• What to do:
Take each line that has the word "subtitle" and return it.

— BEGIN —

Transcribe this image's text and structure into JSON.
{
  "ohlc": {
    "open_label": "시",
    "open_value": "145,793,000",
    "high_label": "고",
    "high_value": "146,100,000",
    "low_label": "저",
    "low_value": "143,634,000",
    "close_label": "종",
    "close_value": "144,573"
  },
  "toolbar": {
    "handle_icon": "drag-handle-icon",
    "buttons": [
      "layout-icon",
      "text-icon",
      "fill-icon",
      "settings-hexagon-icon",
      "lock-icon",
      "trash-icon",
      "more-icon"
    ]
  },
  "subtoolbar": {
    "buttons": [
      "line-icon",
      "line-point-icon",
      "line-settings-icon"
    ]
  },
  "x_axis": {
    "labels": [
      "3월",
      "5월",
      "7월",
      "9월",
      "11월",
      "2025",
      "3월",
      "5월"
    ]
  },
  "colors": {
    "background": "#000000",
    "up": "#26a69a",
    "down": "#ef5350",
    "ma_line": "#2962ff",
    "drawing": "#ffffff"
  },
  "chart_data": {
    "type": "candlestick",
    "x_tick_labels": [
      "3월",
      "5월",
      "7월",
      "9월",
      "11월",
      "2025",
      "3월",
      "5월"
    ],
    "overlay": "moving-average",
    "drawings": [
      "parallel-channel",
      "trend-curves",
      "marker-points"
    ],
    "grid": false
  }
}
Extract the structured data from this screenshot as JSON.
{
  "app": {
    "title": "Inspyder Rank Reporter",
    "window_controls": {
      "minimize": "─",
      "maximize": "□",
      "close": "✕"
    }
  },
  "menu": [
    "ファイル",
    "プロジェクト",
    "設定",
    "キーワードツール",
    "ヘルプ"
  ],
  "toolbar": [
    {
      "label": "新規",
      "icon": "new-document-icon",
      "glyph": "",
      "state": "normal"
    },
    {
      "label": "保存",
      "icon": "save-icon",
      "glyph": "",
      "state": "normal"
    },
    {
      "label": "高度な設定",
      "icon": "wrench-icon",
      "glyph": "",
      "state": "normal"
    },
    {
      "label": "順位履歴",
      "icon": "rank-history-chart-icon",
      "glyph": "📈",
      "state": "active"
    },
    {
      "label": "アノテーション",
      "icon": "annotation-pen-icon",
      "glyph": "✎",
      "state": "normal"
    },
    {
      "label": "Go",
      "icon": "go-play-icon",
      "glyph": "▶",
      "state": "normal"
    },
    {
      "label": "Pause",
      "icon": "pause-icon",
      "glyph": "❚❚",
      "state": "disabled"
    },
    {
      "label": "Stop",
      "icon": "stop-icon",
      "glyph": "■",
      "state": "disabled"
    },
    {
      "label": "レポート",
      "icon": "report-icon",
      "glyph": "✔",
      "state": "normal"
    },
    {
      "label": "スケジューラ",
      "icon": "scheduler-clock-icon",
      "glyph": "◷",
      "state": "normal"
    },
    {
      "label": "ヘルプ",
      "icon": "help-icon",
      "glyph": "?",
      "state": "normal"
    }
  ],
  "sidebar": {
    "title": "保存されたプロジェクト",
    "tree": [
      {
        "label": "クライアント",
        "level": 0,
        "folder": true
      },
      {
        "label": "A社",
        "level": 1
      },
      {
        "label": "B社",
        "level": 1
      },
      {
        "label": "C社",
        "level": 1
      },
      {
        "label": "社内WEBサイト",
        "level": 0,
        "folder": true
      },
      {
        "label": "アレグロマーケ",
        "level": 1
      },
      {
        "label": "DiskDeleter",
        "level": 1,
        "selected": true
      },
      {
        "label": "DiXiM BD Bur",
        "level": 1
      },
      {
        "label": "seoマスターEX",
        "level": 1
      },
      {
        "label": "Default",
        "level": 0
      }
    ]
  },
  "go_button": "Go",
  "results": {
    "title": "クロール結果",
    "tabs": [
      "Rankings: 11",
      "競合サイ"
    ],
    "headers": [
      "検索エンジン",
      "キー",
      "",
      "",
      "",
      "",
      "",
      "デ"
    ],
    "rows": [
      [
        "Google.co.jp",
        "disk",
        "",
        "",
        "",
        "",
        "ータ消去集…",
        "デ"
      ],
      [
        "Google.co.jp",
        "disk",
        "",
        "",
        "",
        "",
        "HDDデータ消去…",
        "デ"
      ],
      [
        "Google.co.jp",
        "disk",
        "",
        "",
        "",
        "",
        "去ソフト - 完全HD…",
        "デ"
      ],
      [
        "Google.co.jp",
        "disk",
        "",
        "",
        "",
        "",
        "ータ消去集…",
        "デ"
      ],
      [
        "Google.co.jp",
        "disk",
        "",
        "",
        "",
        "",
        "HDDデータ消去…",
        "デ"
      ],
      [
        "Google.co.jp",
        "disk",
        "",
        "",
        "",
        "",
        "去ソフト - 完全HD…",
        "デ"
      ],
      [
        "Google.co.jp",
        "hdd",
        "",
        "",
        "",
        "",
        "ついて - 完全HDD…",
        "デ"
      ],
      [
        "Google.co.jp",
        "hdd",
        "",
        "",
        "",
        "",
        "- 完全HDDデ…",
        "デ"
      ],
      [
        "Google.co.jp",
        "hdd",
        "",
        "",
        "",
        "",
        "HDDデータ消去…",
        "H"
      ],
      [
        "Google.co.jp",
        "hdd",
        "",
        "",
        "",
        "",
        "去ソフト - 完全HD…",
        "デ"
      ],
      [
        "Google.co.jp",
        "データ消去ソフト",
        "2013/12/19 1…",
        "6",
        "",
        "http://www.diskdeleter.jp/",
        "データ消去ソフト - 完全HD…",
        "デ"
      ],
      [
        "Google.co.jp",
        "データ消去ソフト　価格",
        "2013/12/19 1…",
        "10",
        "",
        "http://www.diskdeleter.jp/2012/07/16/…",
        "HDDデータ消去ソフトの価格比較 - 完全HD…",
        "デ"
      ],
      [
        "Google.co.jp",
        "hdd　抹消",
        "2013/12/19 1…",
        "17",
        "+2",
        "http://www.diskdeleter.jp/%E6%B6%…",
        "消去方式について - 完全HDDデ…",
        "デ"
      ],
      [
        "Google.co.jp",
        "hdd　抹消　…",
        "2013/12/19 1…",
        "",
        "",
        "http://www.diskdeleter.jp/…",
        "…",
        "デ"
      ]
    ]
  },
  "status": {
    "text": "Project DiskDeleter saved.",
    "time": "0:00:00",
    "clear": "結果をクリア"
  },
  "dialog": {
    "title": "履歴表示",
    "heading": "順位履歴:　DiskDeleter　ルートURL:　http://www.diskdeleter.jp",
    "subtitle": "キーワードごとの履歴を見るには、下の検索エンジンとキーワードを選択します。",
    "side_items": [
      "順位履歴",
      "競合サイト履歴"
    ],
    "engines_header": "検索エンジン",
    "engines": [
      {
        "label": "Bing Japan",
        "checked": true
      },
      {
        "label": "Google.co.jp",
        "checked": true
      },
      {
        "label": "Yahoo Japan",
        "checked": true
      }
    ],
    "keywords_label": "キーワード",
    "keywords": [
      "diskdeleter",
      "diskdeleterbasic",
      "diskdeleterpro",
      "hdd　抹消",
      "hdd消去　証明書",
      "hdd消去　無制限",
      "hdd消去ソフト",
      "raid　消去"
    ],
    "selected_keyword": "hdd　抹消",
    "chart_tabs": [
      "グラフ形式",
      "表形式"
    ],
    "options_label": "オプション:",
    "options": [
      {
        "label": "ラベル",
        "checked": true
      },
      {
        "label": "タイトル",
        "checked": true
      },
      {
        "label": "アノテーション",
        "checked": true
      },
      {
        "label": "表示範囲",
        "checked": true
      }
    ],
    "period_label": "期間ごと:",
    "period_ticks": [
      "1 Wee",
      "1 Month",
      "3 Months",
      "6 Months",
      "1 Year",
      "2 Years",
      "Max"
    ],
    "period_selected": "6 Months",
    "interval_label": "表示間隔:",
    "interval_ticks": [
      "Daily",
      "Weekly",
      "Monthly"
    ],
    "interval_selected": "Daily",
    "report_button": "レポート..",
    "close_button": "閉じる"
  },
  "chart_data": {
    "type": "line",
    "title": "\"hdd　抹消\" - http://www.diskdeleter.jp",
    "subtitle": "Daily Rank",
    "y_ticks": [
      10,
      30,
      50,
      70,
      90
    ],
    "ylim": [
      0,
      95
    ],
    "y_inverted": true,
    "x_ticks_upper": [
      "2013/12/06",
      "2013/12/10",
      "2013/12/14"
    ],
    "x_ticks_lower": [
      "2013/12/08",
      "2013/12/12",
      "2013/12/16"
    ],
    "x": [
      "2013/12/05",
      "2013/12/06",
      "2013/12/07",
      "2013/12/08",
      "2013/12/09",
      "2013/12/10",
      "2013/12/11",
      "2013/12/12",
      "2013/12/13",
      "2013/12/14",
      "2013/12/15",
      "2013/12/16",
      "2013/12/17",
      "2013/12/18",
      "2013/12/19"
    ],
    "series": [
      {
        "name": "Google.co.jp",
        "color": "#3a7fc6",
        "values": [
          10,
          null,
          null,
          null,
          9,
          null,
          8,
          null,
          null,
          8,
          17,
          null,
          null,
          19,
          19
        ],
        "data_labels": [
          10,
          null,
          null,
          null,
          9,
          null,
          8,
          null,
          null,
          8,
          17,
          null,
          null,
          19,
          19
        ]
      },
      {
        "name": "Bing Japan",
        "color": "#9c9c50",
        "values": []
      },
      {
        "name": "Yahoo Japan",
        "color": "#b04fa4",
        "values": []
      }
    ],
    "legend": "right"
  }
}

— END —

• Response:
    "subtitle": "キーワードごとの履歴を見るには、下の検索エンジンとキーワードを選択します。",
    "subtitle": "Daily Rank",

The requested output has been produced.